-- START OF The data --

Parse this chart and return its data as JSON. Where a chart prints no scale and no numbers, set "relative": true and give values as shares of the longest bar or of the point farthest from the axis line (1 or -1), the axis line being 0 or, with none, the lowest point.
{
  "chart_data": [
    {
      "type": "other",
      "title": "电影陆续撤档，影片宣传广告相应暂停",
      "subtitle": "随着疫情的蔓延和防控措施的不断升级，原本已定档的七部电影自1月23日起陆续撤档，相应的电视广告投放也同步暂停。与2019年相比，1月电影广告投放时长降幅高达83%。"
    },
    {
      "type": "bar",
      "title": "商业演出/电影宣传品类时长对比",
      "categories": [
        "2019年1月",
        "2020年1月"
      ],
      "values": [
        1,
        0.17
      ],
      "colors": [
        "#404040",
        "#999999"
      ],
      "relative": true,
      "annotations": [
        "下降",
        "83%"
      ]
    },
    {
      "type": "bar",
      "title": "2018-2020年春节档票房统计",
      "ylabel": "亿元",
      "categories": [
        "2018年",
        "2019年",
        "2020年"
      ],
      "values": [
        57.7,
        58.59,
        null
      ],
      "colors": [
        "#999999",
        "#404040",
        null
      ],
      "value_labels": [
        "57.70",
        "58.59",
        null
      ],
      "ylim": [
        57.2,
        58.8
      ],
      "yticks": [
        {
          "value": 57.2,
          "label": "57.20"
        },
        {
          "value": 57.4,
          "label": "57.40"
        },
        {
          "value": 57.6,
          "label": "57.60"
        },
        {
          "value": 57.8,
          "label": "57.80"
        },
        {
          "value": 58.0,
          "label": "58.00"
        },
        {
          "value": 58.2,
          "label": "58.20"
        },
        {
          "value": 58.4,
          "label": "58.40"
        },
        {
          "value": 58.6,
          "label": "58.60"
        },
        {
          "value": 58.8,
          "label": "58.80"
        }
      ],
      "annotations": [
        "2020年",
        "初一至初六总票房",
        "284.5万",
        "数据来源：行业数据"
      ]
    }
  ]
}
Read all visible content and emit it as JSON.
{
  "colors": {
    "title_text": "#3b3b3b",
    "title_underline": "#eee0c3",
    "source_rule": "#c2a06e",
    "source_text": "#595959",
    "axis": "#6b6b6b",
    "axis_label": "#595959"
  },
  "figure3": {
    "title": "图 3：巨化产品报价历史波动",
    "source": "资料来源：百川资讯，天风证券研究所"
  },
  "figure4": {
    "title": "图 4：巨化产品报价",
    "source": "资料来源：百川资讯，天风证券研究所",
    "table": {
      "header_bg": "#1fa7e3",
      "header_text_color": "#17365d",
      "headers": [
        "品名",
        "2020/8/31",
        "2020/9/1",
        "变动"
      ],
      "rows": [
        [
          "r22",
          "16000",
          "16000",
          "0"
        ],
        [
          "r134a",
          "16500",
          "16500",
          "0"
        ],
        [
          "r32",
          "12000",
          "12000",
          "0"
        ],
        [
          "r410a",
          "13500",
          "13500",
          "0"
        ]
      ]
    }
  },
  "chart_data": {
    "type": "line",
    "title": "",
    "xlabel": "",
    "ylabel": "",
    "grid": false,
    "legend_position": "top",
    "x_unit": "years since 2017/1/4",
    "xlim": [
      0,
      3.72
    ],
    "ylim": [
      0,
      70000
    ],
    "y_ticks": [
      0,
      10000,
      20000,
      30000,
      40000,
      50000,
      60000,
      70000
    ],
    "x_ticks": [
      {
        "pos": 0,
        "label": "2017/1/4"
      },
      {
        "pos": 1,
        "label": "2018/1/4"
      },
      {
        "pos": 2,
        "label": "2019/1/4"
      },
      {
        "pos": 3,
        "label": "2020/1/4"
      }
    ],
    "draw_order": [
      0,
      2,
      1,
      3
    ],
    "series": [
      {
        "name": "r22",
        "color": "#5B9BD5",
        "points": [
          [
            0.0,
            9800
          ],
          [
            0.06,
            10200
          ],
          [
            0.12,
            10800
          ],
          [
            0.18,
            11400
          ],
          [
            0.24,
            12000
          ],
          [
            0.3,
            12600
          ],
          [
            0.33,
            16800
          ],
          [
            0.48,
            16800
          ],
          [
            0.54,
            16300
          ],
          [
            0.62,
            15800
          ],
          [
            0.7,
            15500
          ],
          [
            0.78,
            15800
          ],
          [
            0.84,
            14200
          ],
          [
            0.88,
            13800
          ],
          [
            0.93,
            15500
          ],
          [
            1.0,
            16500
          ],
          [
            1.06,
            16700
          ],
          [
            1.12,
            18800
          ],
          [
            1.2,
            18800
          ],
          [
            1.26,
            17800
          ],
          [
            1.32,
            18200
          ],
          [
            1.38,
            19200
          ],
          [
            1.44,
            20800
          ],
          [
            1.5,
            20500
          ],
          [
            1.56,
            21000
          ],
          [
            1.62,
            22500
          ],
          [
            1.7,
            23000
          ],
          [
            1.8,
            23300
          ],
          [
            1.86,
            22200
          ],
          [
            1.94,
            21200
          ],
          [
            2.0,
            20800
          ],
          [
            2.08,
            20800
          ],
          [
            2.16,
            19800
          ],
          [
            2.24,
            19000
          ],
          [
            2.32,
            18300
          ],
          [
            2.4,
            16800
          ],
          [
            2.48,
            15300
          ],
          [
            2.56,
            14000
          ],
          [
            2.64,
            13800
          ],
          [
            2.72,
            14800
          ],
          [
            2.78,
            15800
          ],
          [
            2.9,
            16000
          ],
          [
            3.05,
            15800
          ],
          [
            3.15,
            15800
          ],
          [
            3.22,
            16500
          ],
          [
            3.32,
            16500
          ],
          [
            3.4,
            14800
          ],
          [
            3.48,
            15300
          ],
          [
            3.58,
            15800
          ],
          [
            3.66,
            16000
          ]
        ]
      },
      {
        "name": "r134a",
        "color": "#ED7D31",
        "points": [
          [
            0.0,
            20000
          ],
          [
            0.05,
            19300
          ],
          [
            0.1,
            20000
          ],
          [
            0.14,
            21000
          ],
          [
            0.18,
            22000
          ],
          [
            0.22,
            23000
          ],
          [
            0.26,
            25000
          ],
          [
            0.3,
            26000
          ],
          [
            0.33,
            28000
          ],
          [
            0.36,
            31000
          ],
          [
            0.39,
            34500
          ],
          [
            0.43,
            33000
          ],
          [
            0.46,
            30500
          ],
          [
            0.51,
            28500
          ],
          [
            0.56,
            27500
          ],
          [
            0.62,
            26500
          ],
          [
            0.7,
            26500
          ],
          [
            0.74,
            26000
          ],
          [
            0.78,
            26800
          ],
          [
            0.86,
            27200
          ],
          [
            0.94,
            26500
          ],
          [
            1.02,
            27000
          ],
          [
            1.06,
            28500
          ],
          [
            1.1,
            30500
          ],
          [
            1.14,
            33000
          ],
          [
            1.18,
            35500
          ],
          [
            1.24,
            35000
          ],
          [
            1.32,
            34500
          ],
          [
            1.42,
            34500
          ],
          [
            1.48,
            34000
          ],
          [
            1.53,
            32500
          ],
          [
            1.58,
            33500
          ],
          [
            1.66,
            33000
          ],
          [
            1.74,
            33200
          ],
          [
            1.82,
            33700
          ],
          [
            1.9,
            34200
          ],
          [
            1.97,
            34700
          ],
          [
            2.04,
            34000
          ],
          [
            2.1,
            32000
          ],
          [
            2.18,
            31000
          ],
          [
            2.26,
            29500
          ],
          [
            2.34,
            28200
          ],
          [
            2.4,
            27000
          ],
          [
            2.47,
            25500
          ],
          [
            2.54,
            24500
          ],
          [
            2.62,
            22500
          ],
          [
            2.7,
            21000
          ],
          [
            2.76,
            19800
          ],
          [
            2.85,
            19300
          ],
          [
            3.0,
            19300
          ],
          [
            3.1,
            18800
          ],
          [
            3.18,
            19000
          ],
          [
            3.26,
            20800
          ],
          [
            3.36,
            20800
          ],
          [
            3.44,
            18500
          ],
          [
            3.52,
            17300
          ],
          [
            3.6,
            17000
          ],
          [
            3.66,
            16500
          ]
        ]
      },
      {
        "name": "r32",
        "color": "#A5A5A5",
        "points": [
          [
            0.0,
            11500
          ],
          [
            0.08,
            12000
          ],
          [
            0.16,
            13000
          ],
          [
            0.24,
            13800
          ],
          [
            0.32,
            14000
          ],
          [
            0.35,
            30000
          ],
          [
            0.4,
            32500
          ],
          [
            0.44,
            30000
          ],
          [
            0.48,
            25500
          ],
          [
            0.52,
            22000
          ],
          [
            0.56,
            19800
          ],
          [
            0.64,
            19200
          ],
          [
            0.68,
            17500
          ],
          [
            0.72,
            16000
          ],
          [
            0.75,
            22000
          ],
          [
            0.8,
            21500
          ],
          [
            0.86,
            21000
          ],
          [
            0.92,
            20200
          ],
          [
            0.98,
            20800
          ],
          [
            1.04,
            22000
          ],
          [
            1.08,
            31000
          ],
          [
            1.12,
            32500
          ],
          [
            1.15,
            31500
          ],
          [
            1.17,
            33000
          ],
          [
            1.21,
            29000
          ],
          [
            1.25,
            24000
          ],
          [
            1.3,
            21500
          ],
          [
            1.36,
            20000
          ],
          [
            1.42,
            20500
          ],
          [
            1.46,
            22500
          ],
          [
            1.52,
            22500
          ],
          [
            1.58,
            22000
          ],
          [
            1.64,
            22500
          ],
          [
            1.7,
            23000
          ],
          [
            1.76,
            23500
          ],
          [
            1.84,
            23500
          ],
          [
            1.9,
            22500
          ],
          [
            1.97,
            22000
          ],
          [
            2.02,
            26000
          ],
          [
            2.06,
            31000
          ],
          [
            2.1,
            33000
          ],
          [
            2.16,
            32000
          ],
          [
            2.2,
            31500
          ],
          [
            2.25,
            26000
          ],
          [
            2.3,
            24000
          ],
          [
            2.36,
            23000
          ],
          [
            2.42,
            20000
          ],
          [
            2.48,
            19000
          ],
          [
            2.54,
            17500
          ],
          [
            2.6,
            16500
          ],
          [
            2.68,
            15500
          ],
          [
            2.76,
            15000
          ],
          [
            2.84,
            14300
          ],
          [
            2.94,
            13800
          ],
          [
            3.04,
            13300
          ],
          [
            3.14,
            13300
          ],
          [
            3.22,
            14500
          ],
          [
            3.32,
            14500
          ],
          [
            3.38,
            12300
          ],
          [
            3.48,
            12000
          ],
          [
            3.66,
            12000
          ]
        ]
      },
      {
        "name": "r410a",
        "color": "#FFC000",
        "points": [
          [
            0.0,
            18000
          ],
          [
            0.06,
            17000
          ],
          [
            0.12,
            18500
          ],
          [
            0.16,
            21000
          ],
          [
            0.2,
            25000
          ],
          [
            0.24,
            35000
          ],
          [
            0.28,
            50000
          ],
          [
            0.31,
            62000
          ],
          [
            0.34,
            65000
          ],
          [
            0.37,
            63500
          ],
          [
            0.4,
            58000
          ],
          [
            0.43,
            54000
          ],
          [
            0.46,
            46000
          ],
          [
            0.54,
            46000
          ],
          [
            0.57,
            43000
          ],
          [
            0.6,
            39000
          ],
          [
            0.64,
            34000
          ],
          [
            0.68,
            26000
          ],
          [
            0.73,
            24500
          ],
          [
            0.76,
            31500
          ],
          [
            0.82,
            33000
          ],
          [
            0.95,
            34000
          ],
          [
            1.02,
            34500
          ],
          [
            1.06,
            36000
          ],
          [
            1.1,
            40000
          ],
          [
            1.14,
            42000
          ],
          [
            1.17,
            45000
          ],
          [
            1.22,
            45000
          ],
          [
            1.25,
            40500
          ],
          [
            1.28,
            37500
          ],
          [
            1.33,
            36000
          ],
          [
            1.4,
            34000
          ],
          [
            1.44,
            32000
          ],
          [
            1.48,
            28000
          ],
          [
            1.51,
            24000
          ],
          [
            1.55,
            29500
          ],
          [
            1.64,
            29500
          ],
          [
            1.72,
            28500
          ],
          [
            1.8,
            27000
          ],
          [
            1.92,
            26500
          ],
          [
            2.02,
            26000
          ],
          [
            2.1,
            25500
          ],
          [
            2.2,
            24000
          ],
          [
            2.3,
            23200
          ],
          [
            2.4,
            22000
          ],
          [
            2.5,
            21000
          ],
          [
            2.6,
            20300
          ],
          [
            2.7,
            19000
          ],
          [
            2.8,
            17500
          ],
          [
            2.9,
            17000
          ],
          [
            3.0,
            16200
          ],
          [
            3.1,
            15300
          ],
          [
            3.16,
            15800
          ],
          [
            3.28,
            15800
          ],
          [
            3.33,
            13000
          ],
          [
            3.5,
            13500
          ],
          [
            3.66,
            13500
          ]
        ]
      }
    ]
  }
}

-- END OF The data --

● What the exercise asks
Tell how many lines include "type". The number is the whole answer.

● Problem solution
4